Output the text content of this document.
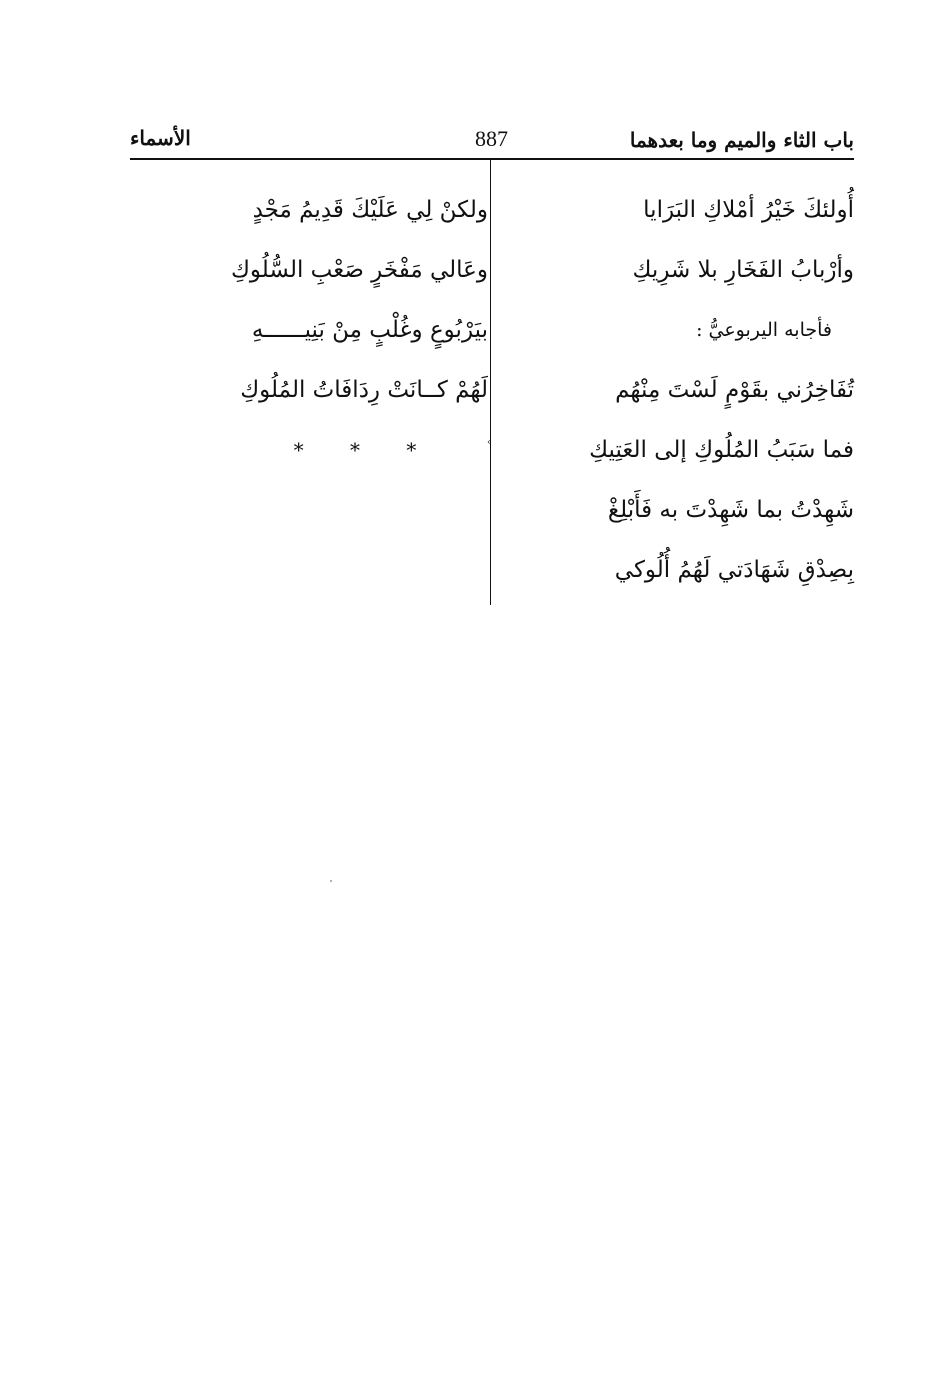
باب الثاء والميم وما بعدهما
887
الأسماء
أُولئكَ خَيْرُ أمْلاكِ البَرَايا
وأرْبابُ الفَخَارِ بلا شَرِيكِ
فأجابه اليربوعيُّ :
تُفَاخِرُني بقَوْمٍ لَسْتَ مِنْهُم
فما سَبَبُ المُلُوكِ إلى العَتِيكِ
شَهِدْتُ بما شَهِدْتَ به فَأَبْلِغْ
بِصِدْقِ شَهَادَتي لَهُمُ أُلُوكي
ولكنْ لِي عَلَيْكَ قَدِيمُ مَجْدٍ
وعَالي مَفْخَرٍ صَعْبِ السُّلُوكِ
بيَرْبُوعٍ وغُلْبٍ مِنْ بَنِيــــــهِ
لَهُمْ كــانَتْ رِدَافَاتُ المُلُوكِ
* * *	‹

──────

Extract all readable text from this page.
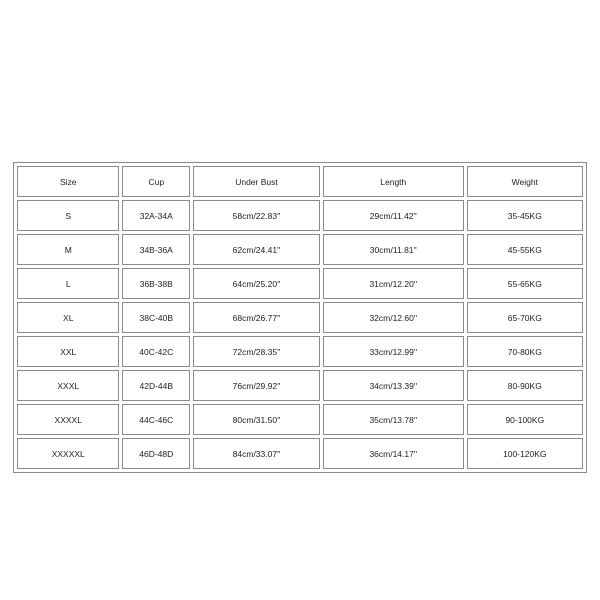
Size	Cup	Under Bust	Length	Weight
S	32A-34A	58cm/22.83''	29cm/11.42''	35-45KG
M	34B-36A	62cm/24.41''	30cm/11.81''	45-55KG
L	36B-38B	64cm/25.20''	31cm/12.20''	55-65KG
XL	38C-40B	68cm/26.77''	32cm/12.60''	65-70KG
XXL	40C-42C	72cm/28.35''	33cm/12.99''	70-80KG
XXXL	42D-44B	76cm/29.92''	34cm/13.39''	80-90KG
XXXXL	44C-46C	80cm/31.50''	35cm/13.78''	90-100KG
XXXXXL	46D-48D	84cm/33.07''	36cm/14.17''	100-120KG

──────

-- What is expected --
Search the entries for "text" and copy out each line that has it.

-- Written response --
Output the text content of this document.
Extract all readable text from this page.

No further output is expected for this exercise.